▶ YOUR OBJECTIVE:
Write out the whole listing word for word.

(Data records)
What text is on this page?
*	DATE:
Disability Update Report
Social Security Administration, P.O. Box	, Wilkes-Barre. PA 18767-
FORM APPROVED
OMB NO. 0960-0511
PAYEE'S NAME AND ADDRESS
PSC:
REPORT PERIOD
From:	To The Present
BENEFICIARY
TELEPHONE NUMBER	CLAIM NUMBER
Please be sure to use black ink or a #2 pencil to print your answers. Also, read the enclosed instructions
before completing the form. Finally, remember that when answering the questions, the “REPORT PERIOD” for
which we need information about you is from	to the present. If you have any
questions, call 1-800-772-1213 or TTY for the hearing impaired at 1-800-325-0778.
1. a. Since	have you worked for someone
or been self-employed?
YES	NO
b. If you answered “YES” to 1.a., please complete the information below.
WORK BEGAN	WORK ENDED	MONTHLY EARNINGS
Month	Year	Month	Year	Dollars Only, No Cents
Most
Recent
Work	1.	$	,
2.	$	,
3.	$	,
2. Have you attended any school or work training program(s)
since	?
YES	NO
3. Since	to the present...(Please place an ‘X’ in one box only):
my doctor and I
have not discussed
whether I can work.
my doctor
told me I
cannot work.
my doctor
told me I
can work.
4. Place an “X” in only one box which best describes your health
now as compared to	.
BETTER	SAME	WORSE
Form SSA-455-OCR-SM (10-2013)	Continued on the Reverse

▶ EXERCISE SOLUTION:
What text is on this page?
*	DATE:
Disability Update Report
Social Security Administration, P.O. Box	, Wilkes-Barre. PA 18767-
FORM APPROVED
OMB NO. 0960-0511
PAYEE'S NAME AND ADDRESS
PSC:
REPORT PERIOD
From:	To The Present
BENEFICIARY
TELEPHONE NUMBER	CLAIM NUMBER
Please be sure to use black ink or a #2 pencil to print your answers. Also, read the enclosed instructions
before completing the form. Finally, remember that when answering the questions, the “REPORT PERIOD” for
which we need information about you is from	to the present. If you have any
questions, call 1-800-772-1213 or TTY for the hearing impaired at 1-800-325-0778.
1. a. Since	have you worked for someone
or been self-employed?
YES	NO
b. If you answered “YES” to 1.a., please complete the information below.
WORK BEGAN	WORK ENDED	MONTHLY EARNINGS
Month	Year	Month	Year	Dollars Only, No Cents
Most
Recent
Work	1.	$	,
2.	$	,
3.	$	,
2. Have you attended any school or work training program(s)
since	?
YES	NO
3. Since	to the present...(Please place an ‘X’ in one box only):
my doctor and I
have not discussed
whether I can work.
my doctor
told me I
cannot work.
my doctor
told me I
can work.
4. Place an “X” in only one box which best describes your health
now as compared to	.
BETTER	SAME	WORSE
Form SSA-455-OCR-SM (10-2013)	Continued on the Reverse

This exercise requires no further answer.